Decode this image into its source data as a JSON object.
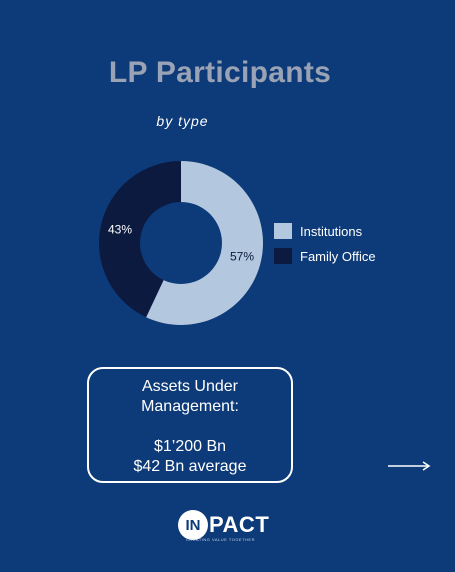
{
  "title": "LP Participants",
  "subtitle": "by type",
  "chart_data": {
    "type": "pie",
    "series": [
      {
        "name": "Institutions",
        "value": 57,
        "label": "57%",
        "color": "#b3c8df"
      },
      {
        "name": "Family Office",
        "value": 43,
        "label": "43%",
        "color": "#0b1a3e"
      }
    ],
    "legend": "right"
  },
  "aum": {
    "heading_line1": "Assets Under",
    "heading_line2": "Management:",
    "total": "$1’200 Bn",
    "average": "$42 Bn average"
  },
  "logo": {
    "mark": "IN",
    "word": "PACT",
    "tagline": "CREATING VALUE TOGETHER"
  },
  "icons": {
    "arrow": "right-arrow-icon"
  }
}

● Aim: Repeat the data in full and exactly. Omit pictures.

● Final result:
Decode this image into its source data as a JSON object.
{
  "title": "LP Participants",
  "subtitle": "by type",
  "chart_data": {
    "type": "pie",
    "series": [
      {
        "name": "Institutions",
        "value": 57,
        "label": "57%",
        "color": "#b3c8df"
      },
      {
        "name": "Family Office",
        "value": 43,
        "label": "43%",
        "color": "#0b1a3e"
      }
    ],
    "legend": "right"
  },
  "aum": {
    "heading_line1": "Assets Under",
    "heading_line2": "Management:",
    "total": "$1’200 Bn",
    "average": "$42 Bn average"
  },
  "logo": {
    "mark": "IN",
    "word": "PACT",
    "tagline": "CREATING VALUE TOGETHER"
  },
  "icons": {
    "arrow": "right-arrow-icon"
  }
}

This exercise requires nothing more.